BEGIN DATA FOR THE TASK

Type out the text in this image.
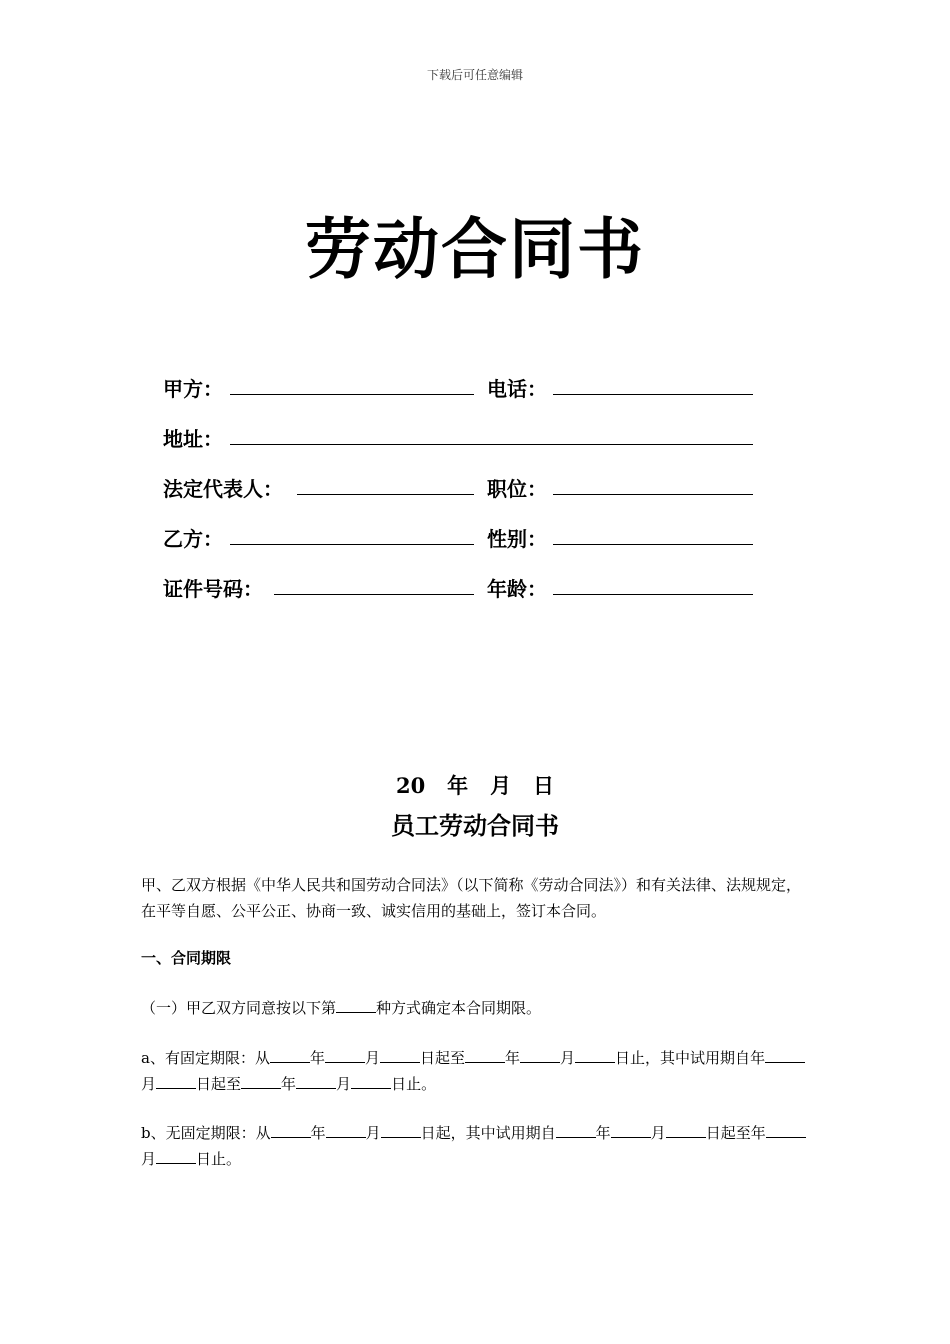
下载后可任意编辑
劳动合同书
甲方：	电话：
地址：
法定代表人：	职位：
乙方：	性别：
证件号码：	年龄：
20   年   月   日
员工劳动合同书
甲、乙双方根据《中华人民共和国劳动合同法》（以下简称《劳动合同法》）和有关法律、法规规定，在平等自愿、公平公正、协商一致、诚实信用的基础上，签订本合同。
一、合同期限
（一）甲乙双方同意按以下第	种方式确定本合同期限。
a、有固定期限：从	年	月	日起至	年	月	日止，其中试用期自年月	日起至	年	月	日止。
b、无固定期限：从	年	月	日起，其中试用期自	年	月	日起至年月	日止。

END DATA FOR THE TASK

→ TASK DETAILS
Repeat each line of the records above exactly, but do not copy the pictures.

→ RESPONSE BELOW
Type out the text in this image.
下载后可任意编辑
劳动合同书
甲方：	电话：
地址：
法定代表人：	职位：
乙方：	性别：
证件号码：	年龄：
20   年   月   日
员工劳动合同书
甲、乙双方根据《中华人民共和国劳动合同法》（以下简称《劳动合同法》）和有关法律、法规规定，在平等自愿、公平公正、协商一致、诚实信用的基础上，签订本合同。
一、合同期限
（一）甲乙双方同意按以下第	种方式确定本合同期限。
a、有固定期限：从	年	月	日起至	年	月	日止，其中试用期自年月	日起至	年	月	日止。
b、无固定期限：从	年	月	日起，其中试用期自	年	月	日起至年月	日止。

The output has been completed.